Format the rows as a JSON list of strings, one string per line, omitting blank lines. Begin at the first line of the rows and stop after the line that contains "gemstone-spec-sheet — [85, 39, 939, 878]".

(Item position entries)
* * *

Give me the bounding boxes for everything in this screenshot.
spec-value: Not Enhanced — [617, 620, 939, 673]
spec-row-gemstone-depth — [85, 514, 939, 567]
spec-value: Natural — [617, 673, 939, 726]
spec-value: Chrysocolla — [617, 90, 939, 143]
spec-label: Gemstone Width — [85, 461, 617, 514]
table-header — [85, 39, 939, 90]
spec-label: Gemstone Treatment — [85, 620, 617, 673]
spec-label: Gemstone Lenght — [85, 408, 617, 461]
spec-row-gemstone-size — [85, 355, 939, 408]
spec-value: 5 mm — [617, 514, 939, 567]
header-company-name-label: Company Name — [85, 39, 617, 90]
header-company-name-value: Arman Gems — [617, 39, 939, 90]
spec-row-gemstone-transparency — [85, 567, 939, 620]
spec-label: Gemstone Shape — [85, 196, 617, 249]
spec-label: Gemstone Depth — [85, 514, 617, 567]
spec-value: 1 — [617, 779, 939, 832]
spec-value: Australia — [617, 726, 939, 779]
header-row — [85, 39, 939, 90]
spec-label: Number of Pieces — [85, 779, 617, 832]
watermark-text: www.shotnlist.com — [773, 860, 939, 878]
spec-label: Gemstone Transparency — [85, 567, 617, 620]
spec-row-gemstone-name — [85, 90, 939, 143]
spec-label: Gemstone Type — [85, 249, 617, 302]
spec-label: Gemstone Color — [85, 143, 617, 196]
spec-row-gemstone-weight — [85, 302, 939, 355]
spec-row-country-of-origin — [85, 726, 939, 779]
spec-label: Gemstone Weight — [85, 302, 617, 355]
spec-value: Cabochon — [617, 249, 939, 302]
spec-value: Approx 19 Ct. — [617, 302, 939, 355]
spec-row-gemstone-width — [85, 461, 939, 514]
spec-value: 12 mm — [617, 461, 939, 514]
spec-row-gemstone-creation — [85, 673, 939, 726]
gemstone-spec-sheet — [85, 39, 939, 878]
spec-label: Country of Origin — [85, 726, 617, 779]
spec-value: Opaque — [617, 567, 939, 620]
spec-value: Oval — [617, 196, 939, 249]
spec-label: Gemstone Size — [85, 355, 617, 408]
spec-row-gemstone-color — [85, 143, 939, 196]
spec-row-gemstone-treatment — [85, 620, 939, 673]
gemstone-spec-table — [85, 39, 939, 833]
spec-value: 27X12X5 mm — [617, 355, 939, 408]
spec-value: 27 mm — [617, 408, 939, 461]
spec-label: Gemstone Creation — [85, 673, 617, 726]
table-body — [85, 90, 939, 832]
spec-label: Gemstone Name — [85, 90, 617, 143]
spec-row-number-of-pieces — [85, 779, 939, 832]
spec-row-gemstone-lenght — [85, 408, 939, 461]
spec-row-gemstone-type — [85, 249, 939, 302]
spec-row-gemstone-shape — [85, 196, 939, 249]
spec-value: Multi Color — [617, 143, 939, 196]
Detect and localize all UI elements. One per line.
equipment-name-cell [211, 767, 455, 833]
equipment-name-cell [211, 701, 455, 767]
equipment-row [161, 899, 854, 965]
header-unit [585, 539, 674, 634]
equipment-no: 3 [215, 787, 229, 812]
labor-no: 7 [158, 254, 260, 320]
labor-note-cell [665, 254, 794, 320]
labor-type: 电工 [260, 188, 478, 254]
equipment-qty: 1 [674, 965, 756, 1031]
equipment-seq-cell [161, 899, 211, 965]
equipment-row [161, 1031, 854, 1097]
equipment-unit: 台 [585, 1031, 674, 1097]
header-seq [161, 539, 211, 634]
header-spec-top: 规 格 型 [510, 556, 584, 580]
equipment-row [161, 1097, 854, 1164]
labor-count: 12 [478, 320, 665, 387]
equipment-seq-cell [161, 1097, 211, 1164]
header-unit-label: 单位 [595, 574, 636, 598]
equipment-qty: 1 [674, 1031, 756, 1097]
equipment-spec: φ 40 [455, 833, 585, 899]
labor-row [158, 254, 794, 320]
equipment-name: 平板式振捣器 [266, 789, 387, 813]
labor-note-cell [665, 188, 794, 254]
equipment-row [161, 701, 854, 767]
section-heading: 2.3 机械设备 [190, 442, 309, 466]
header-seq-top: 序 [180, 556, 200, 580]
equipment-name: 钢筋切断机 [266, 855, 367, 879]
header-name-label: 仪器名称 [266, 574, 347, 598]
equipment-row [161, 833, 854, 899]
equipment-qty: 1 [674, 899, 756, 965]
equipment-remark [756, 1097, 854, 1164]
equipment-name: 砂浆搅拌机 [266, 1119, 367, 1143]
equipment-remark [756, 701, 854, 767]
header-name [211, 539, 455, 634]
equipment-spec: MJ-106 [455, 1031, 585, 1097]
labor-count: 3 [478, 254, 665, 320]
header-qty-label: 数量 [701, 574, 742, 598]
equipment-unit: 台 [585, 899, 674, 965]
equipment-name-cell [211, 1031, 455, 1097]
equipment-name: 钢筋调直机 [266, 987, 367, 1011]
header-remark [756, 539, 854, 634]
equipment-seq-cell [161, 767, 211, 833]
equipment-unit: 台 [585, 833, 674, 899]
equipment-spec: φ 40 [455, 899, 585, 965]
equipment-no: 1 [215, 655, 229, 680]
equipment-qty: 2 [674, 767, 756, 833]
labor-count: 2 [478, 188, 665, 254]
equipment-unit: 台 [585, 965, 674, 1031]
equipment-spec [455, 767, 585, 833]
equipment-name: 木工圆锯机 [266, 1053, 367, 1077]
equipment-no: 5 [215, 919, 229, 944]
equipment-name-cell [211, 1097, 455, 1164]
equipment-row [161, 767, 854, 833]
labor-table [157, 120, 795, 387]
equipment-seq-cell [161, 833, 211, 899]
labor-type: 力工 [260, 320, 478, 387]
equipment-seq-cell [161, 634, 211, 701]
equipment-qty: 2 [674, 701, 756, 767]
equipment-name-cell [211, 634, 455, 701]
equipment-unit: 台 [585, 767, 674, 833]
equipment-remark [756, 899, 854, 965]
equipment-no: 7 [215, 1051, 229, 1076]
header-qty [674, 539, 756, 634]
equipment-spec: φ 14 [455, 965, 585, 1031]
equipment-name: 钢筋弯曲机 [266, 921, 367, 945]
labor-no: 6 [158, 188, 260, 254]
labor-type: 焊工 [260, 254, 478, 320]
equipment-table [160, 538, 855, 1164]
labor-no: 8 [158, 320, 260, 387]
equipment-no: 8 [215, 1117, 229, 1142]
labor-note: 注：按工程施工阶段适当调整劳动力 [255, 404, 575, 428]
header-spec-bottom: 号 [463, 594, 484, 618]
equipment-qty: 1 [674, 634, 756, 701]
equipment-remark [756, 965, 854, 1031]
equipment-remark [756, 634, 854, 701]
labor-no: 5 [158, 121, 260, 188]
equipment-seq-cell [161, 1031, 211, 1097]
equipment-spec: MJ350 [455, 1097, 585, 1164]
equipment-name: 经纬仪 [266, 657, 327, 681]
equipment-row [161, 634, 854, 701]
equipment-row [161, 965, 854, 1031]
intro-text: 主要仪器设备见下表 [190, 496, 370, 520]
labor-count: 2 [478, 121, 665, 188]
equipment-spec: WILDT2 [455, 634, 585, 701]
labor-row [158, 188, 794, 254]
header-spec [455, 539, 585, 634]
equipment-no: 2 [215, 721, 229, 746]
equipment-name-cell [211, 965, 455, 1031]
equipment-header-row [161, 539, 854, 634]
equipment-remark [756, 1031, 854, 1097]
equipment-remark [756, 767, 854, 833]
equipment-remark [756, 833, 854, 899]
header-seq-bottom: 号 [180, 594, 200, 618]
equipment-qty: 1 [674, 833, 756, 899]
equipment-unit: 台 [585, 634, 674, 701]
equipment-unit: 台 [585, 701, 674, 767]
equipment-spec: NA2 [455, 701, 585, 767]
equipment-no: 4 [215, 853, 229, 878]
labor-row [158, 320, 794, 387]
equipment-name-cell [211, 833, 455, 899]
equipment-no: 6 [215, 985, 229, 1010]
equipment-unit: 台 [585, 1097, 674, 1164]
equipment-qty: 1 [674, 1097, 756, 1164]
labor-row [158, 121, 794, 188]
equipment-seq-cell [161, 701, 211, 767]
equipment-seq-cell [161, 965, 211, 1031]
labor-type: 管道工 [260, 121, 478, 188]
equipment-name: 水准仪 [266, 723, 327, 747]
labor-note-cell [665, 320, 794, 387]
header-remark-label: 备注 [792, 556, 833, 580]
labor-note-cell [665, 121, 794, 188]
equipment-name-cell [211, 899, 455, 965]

* * *

**ANSWER**
[
  "Give me the bounding boxes for everything in this screenshot.",
  "spec-value: Not Enhanced — [617, 620, 939, 673]",
  "spec-row-gemstone-depth — [85, 514, 939, 567]",
  "spec-value: Natural — [617, 673, 939, 726]",
  "spec-value: Chrysocolla — [617, 90, 939, 143]",
  "spec-label: Gemstone Width — [85, 461, 617, 514]",
  "table-header — [85, 39, 939, 90]",
  "spec-label: Gemstone Treatment — [85, 620, 617, 673]",
  "spec-label: Gemstone Lenght — [85, 408, 617, 461]",
  "spec-row-gemstone-size — [85, 355, 939, 408]",
  "spec-value: 5 mm — [617, 514, 939, 567]",
  "header-company-name-label: Company Name — [85, 39, 617, 90]",
  "header-company-name-value: Arman Gems — [617, 39, 939, 90]",
  "spec-row-gemstone-transparency — [85, 567, 939, 620]",
  "spec-label: Gemstone Shape — [85, 196, 617, 249]",
  "spec-label: Gemstone Depth — [85, 514, 617, 567]",
  "spec-value: 1 — [617, 779, 939, 832]",
  "spec-value: Australia — [617, 726, 939, 779]",
  "header-row — [85, 39, 939, 90]",
  "spec-label: Number of Pieces — [85, 779, 617, 832]",
  "watermark-text: www.shotnlist.com — [773, 860, 939, 878]",
  "spec-label: Gemstone Transparency — [85, 567, 617, 620]",
  "spec-row-gemstone-name — [85, 90, 939, 143]",
  "spec-label: Gemstone Type — [85, 249, 617, 302]",
  "spec-label: Gemstone Color — [85, 143, 617, 196]",
  "spec-row-gemstone-weight — [85, 302, 939, 355]",
  "spec-row-country-of-origin — [85, 726, 939, 779]",
  "spec-label: Gemstone Weight — [85, 302, 617, 355]",
  "spec-value: Cabochon — [617, 249, 939, 302]",
  "spec-value: Approx 19 Ct. — [617, 302, 939, 355]",
  "spec-row-gemstone-width — [85, 461, 939, 514]",
  "spec-value: 12 mm — [617, 461, 939, 514]",
  "spec-row-gemstone-creation — [85, 673, 939, 726]",
  "gemstone-spec-sheet — [85, 39, 939, 878]"
]